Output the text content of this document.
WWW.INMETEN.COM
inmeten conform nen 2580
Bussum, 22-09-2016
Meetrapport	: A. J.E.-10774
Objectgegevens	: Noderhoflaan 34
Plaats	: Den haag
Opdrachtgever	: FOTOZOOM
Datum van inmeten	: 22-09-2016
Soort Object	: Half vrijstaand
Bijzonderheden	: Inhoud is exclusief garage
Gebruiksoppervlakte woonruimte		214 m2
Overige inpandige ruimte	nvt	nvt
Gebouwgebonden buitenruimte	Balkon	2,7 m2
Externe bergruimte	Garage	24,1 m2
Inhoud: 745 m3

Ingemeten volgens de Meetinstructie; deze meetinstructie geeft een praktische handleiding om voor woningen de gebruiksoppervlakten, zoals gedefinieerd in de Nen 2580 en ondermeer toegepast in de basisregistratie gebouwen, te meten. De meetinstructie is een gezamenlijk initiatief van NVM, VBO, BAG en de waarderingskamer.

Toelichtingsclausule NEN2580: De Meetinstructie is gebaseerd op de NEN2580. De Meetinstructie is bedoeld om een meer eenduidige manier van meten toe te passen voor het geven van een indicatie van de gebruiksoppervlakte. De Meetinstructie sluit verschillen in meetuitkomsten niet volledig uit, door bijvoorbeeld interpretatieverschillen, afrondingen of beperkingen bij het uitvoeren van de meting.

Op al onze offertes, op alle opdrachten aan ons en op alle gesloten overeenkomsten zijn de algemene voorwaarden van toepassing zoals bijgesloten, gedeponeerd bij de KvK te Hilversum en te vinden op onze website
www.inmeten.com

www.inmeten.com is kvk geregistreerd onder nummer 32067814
—————
## Your objective
Extract the complete set of records unchanged.

## Correct response
Output the text content of this document.
WWW.INMETEN.COM
inmeten conform nen 2580
Bussum, 22-09-2016
Meetrapport	: A. J.E.-10774
Objectgegevens	: Noderhoflaan 34
Plaats	: Den haag
Opdrachtgever	: FOTOZOOM
Datum van inmeten	: 22-09-2016
Soort Object	: Half vrijstaand
Bijzonderheden	: Inhoud is exclusief garage
Gebruiksoppervlakte woonruimte		214 m2
Overige inpandige ruimte	nvt	nvt
Gebouwgebonden buitenruimte	Balkon	2,7 m2
Externe bergruimte	Garage	24,1 m2
Inhoud: 745 m3

Ingemeten volgens de Meetinstructie; deze meetinstructie geeft een praktische handleiding om voor woningen de gebruiksoppervlakten, zoals gedefinieerd in de Nen 2580 en ondermeer toegepast in de basisregistratie gebouwen, te meten. De meetinstructie is een gezamenlijk initiatief van NVM, VBO, BAG en de waarderingskamer.

Toelichtingsclausule NEN2580: De Meetinstructie is gebaseerd op de NEN2580. De Meetinstructie is bedoeld om een meer eenduidige manier van meten toe te passen voor het geven van een indicatie van de gebruiksoppervlakte. De Meetinstructie sluit verschillen in meetuitkomsten niet volledig uit, door bijvoorbeeld interpretatieverschillen, afrondingen of beperkingen bij het uitvoeren van de meting.

Op al onze offertes, op alle opdrachten aan ons en op alle gesloten overeenkomsten zijn de algemene voorwaarden van toepassing zoals bijgesloten, gedeponeerd bij de KvK te Hilversum en te vinden op onze website
www.inmeten.com

www.inmeten.com is kvk geregistreerd onder nummer 32067814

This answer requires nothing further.